> WRITTEN TASK: For each line that holds "nobis", copy the line out.

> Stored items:
----

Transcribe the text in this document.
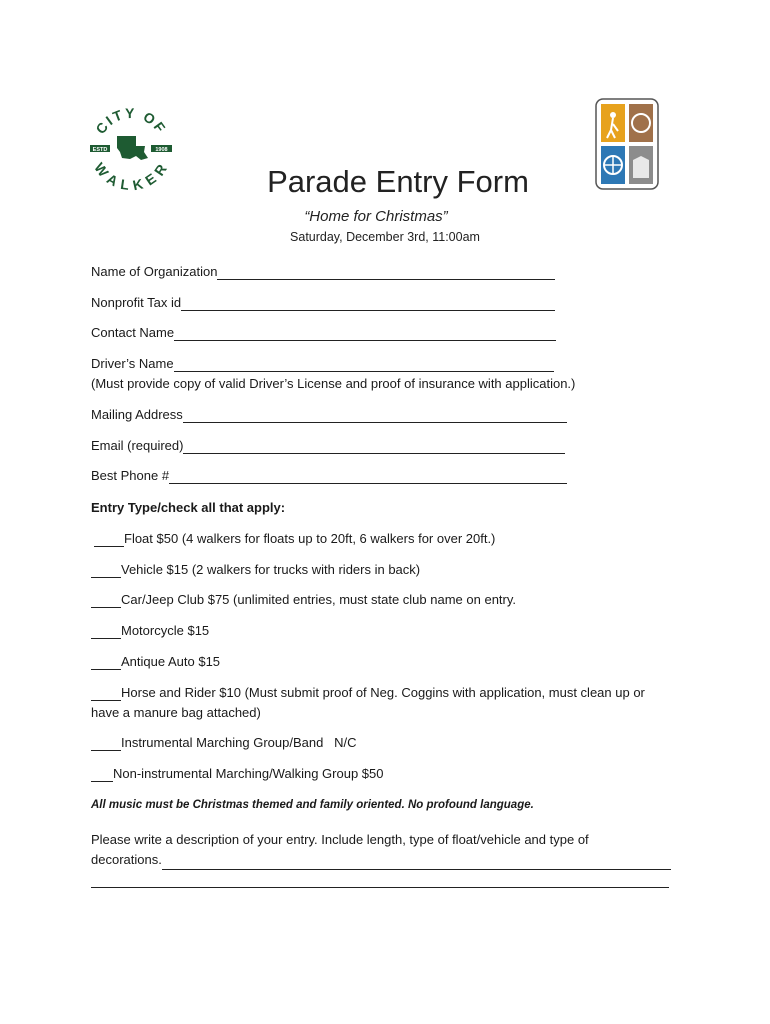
CITY OF
WALKER
ESTD	1908
Parade Entry Form
“Home for Christmas”
Saturday, December 3rd, 11:00am
Name of Organization
Nonprofit Tax id
Contact Name
Driver’s Name
(Must provide copy of valid Driver’s License and proof of insurance with application.)
Mailing Address
Email (required)
Best Phone #
Entry Type/check all that apply:
Float $50 (4 walkers for floats up to 20ft, 6 walkers for over 20ft.)
Vehicle $15 (2 walkers for trucks with riders in back)
Car/Jeep Club $75 (unlimited entries, must state club name on entry.
Motorcycle $15
Antique Auto $15
Horse and Rider $10 (Must submit proof of Neg. Coggins with application, must clean up or
have a manure bag attached)
Instrumental Marching Group/Band   N/C
Non-instrumental Marching/Walking Group $50
All music must be Christmas themed and family oriented. No profound language.
Please write a description of your entry. Include length, type of float/vehicle and type of
decorations.
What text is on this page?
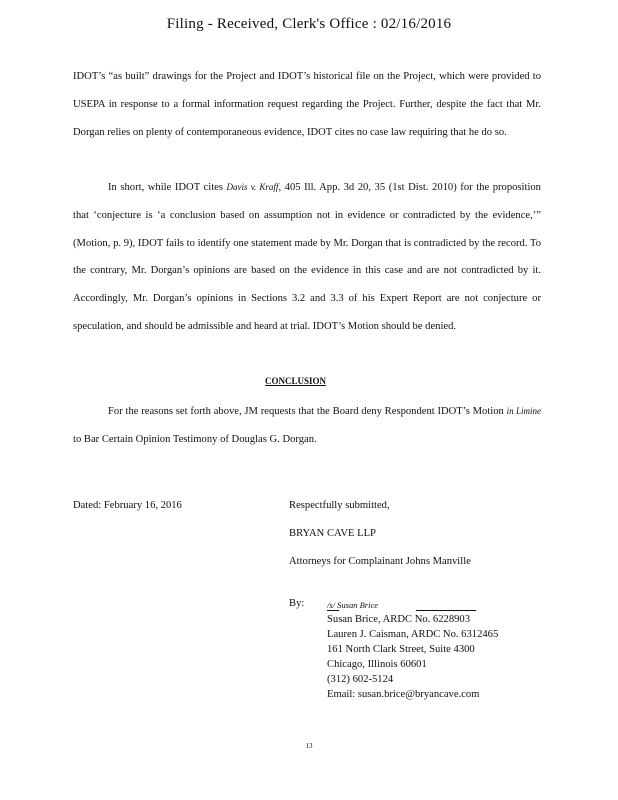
Filing - Received, Clerk's Office : 02/16/2016

IDOT’s “as built” drawings for the Project and IDOT’s historical file on the Project, which were provided to USEPA in response to a formal information request regarding the Project. Further, despite the fact that Mr. Dorgan relies on plenty of contemporaneous evidence, IDOT cites no case law requiring that he do so.

In short, while IDOT cites Davis v. Kraff, 405 Ill. App. 3d 20, 35 (1st Dist. 2010) for the proposition that ‘conjecture is ‘a conclusion based on assumption not in evidence or contradicted by the evidence,’” (Motion, p. 9), IDOT fails to identify one statement made by Mr. Dorgan that is contradicted by the record. To the contrary, Mr. Dorgan’s opinions are based on the evidence in this case and are not contradicted by it. Accordingly, Mr. Dorgan’s opinions in Sections 3.2 and 3.3 of his Expert Report are not conjecture or speculation, and should be admissible and heard at trial. IDOT’s Motion should be denied.

CONCLUSION

For the reasons set forth above, JM requests that the Board deny Respondent IDOT’s Motion in Limine to Bar Certain Opinion Testimony of Douglas G. Dorgan.

Dated: February 16, 2016	Respectfully submitted,
BRYAN CAVE LLP
Attorneys for Complainant Johns Manville
By:	/s/ Susan Brice
Susan Brice, ARDC No. 6228903
Lauren J. Caisman, ARDC No. 6312465
161 North Clark Street, Suite 4300
Chicago, Illinois 60601
(312) 602-5124
Email: susan.brice@bryancave.com
13
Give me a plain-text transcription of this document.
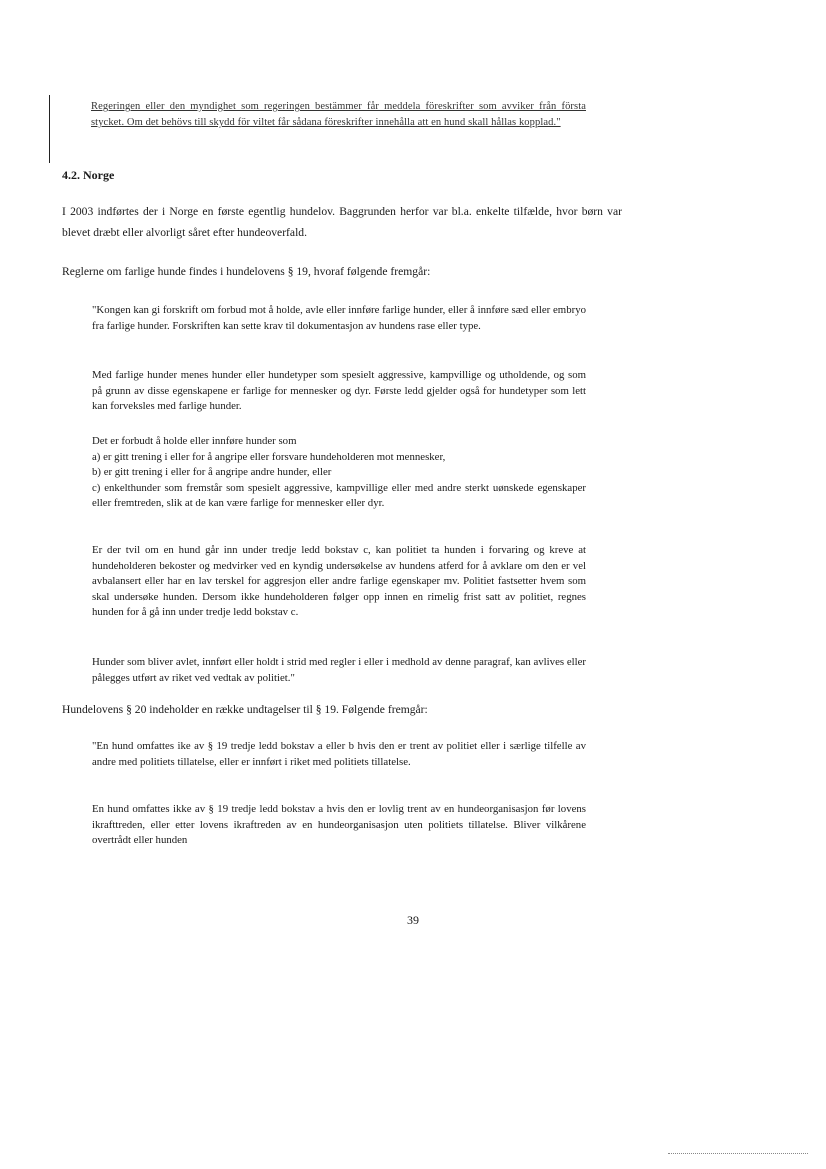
Regeringen eller den myndighet som regeringen bestämmer får meddela föreskrifter som avviker från första stycket. Om det behövs till skydd för viltet får sådana föreskrifter innehålla att en hund skall hållas kopplad."
4.2. Norge
I 2003 indførtes der i Norge en første egentlig hundelov. Baggrunden herfor var bl.a. enkelte tilfælde, hvor børn var blevet dræbt eller alvorligt såret efter hundeoverfald.
Reglerne om farlige hunde findes i hundelovens § 19, hvoraf følgende fremgår:
"Kongen kan gi forskrift om forbud mot å holde, avle eller innføre farlige hunder, eller å innføre sæd eller embryo fra farlige hunder. Forskriften kan sette krav til dokumentasjon av hundens rase eller type.
Med farlige hunder menes hunder eller hundetyper som spesielt aggressive, kampvillige og utholdende, og som på grunn av disse egenskapene er farlige for mennesker og dyr. Første ledd gjelder også for hundetyper som lett kan forveksles med farlige hunder.
Det er forbudt å holde eller innføre hunder som
a) er gitt trening i eller for å angripe eller forsvare hundeholderen mot mennesker,
b) er gitt trening i eller for å angripe andre hunder, eller
c) enkelthunder som fremstår som spesielt aggressive, kampvillige eller med andre sterkt uønskede egenskaper eller fremtreden, slik at de kan være farlige for mennesker eller dyr.
Er der tvil om en hund går inn under tredje ledd bokstav c, kan politiet ta hunden i forvaring og kreve at hundeholderen bekoster og medvirker ved en kyndig undersøkelse av hundens atferd for å avklare om den er vel avbalansert eller har en lav terskel for aggresjon eller andre farlige egenskaper mv. Politiet fastsetter hvem som skal undersøke hunden. Dersom ikke hundeholderen følger opp innen en rimelig frist satt av politiet, regnes hunden for å gå inn under tredje ledd bokstav c.
Hunder som bliver avlet, innført eller holdt i strid med regler i eller i medhold av denne paragraf, kan avlives eller pålegges utført av riket ved vedtak av politiet."
Hundelovens § 20 indeholder en række undtagelser til § 19. Følgende fremgår:
"En hund omfattes ike av § 19 tredje ledd bokstav a eller b hvis den er trent av politiet eller i særlige tilfelle av andre med politiets tillatelse, eller er innført i riket med politiets tillatelse.
En hund omfattes ikke av § 19 tredje ledd bokstav a hvis den er lovlig trent av en hundeorganisasjon før lovens ikrafttreden, eller etter lovens ikraftreden av en hundeorganisasjon uten politiets tillatelse. Bliver vilkårene overtrådt eller hunden
39
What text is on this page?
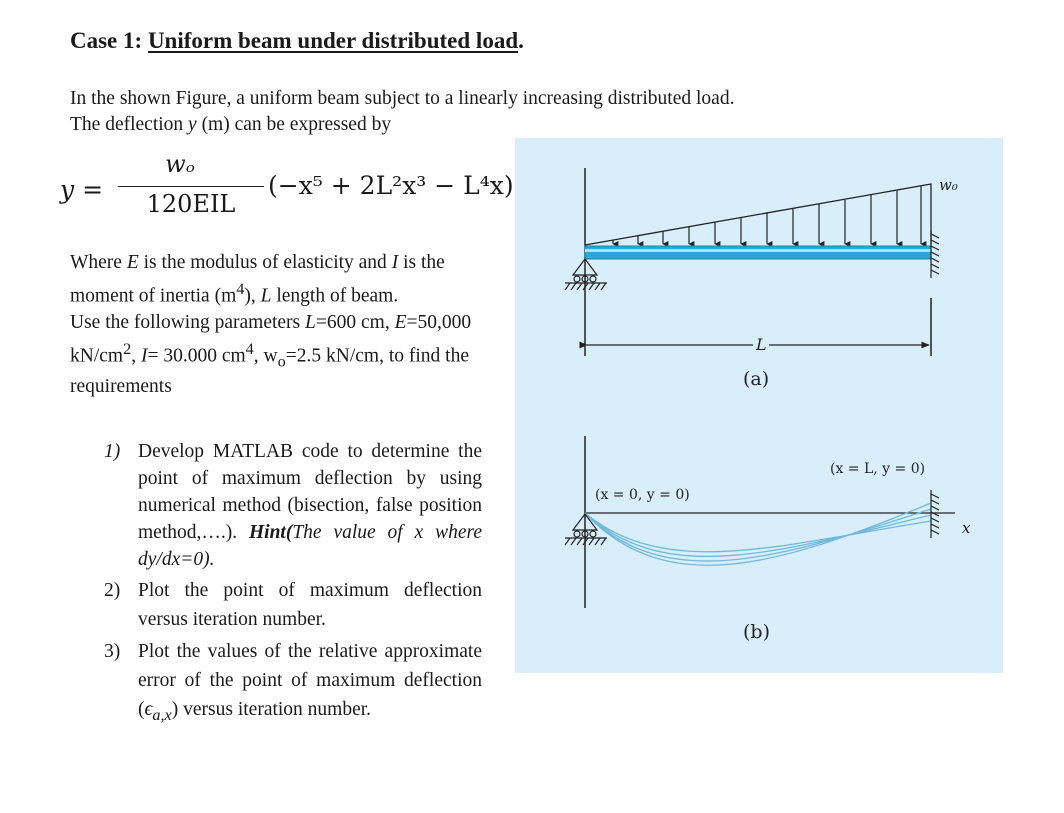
Case 1: Uniform beam under distributed load.
In the shown Figure, a uniform beam subject to a linearly increasing distributed load.
The deflection y (m) can be expressed by
y =
wₒ
120EIL
(−x⁵ + 2L²x³ − L⁴x)
Where E is the modulus of elasticity and I is the moment of inertia $(m^4)$, L length of beam.
Use the following parameters L=600 cm, E=50,000 $kN/cm^2$, I= 30.000 $cm^4$, $w_o=2.5$ kN/cm, to find the requirements
1) Develop MATLAB code to determine the point of maximum deflection by using numerical method (bisection, false position method,….). Hint(The value of x where dy/dx=0).
2) Plot the point of maximum deflection versus iteration number.
3) Plot the values of the relative approximate error of the point of maximum deflection $(\epsilon_{a,x})$ versus iteration number.
w₀
L
(a)
(x = 0, y = 0)
(x = L, y = 0)
x
(b)
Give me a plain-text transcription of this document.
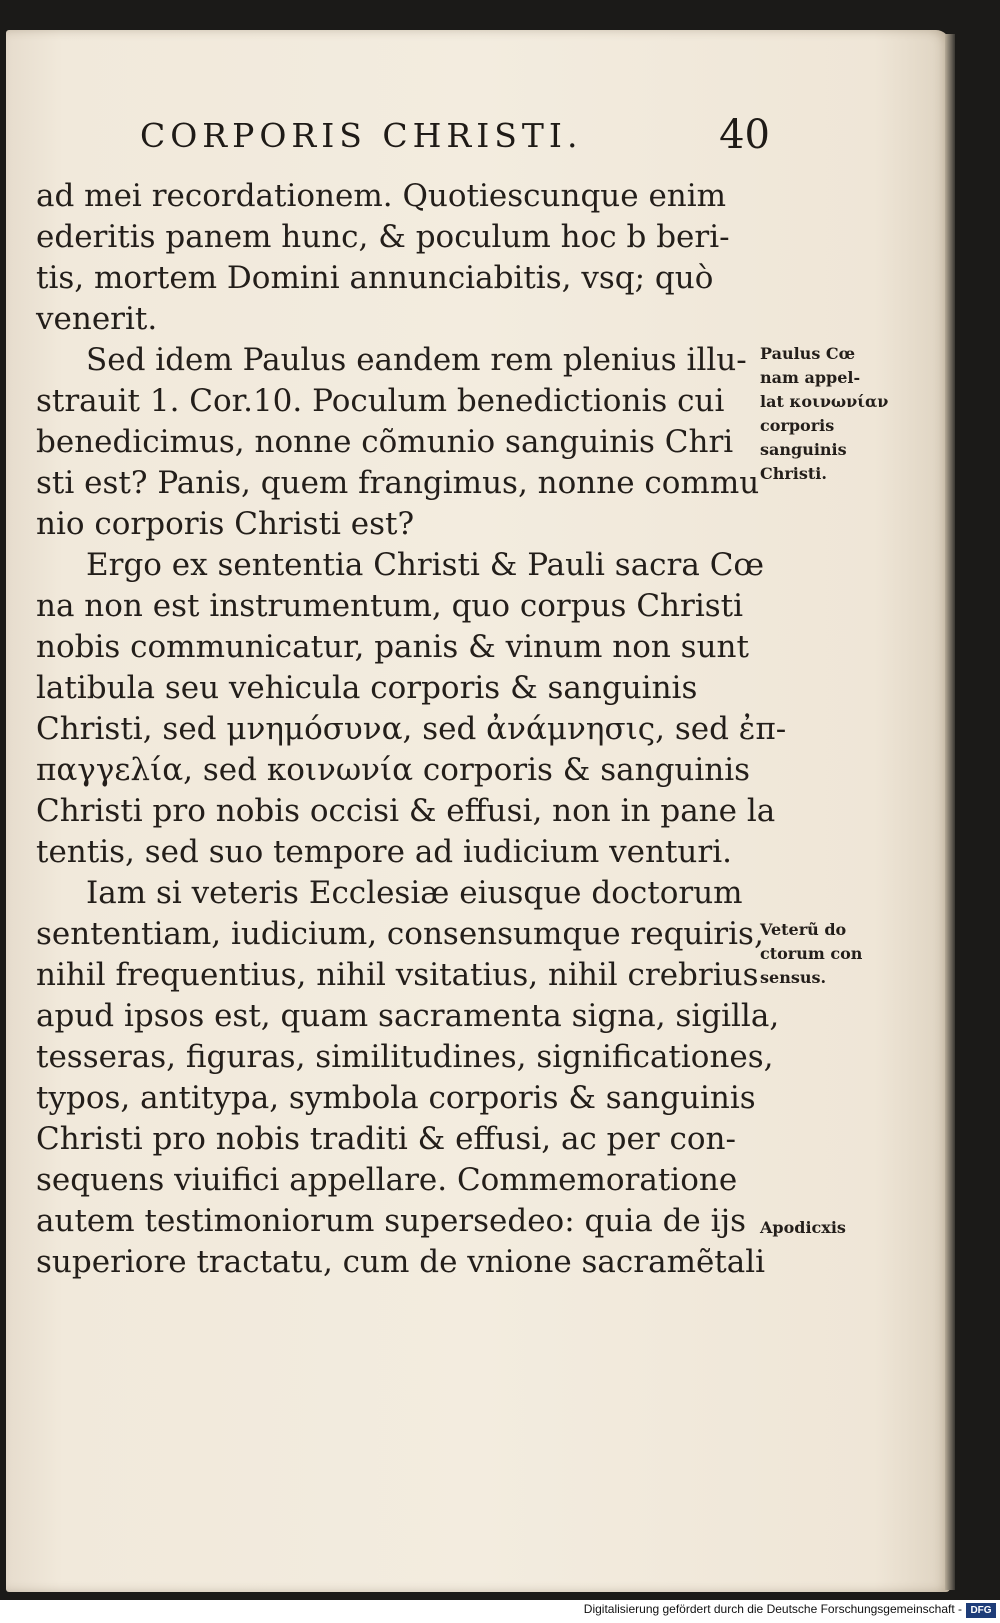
CORPORIS CHRISTI.	40
ad mei recordationem. Quotiescunque enim
ederitis panem hunc, & poculum hoc b beri-
tis, mortem Domini annunciabitis, vsq; quò
venerit.
Sed idem Paulus eandem rem plenius illu-
strauit 1. Cor.10. Poculum benedictionis cui
benedicimus, nonne cõmunio sanguinis Chri
sti est? Panis, quem frangimus, nonne commu
nio corporis Christi est?
Ergo ex sententia Christi & Pauli sacra Cœ
na non est instrumentum, quo corpus Christi
nobis communicatur, panis & vinum non sunt
latibula seu vehicula corporis & sanguinis
Christi, sed μνημόσυνα, sed ἀνάμνησις, sed ἐπ-
παγγελία, sed κοινωνία corporis & sanguinis
Christi pro nobis occisi & effusi, non in pane la
tentis, sed suo tempore ad iudicium venturi.
Iam si veteris Ecclesiæ eiusque doctorum
sententiam, iudicium, consensumque requiris,
nihil frequentius, nihil vsitatius, nihil crebrius
apud ipsos est, quam sacramenta signa, sigilla,
tesseras, figuras, similitudines, significationes,
typos, antitypa, symbola corporis & sanguinis
Christi pro nobis traditi & effusi, ac per con-
sequens viuifici appellare. Commemoratione
autem testimoniorum supersedeo: quia de ijs
superiore tractatu, cum de vnione sacramẽtali
Paulus Cœ
nam appel-
lat κοινωνίαν
corporis
sanguinis
Christi.
Veterũ do
ctorum con
sensus.
Apodicxis
Digitalisierung gefördert durch die Deutsche Forschungsgemeinschaft - DFG
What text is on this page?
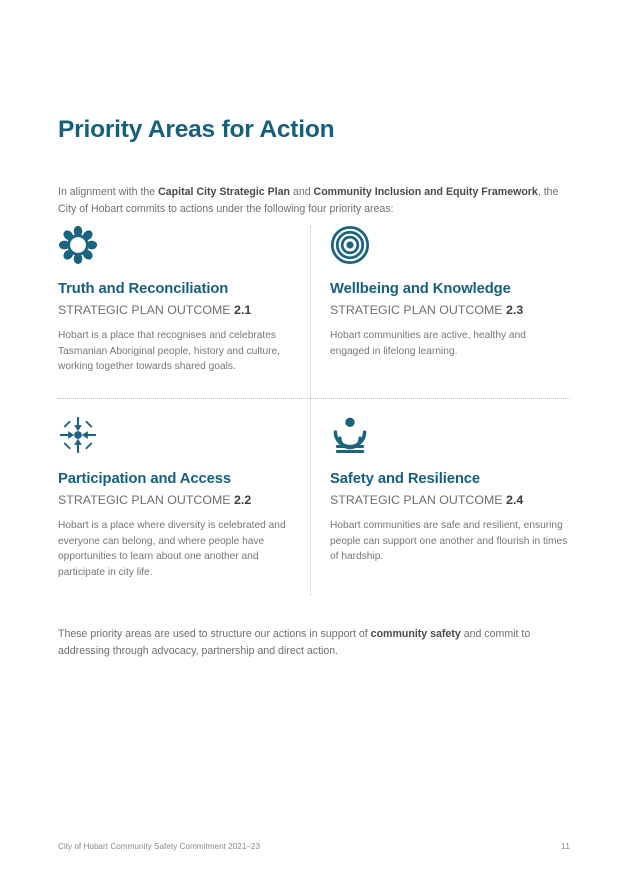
Priority Areas for Action

In alignment with the Capital City Strategic Plan and Community Inclusion and Equity Framework, the City of Hobart commits to actions under the following four priority areas:

Truth and Reconciliation
STRATEGIC PLAN OUTCOME 2.1
Hobart is a place that recognises and celebrates Tasmanian Aboriginal people, history and culture, working together towards shared goals.
Wellbeing and Knowledge
STRATEGIC PLAN OUTCOME 2.3
Hobart communities are active, healthy and engaged in lifelong learning.
Participation and Access
STRATEGIC PLAN OUTCOME 2.2
Hobart is a place where diversity is celebrated and everyone can belong, and where people have opportunities to learn about one another and participate in city life.
Safety and Resilience
STRATEGIC PLAN OUTCOME 2.4
Hobart communities are safe and resilient, ensuring people can support one another and flourish in times of hardship.

These priority areas are used to structure our actions in support of community safety and commit to addressing through advocacy, partnership and direct action.

City of Hobart Community Safety Commitment 2021–23	11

----

> THE REPLY:
nobis communicatur, panis & vinum non sunt
Christi pro nobis occisi & effusi, non in pane la
Christi pro nobis traditi & effusi, ac per con-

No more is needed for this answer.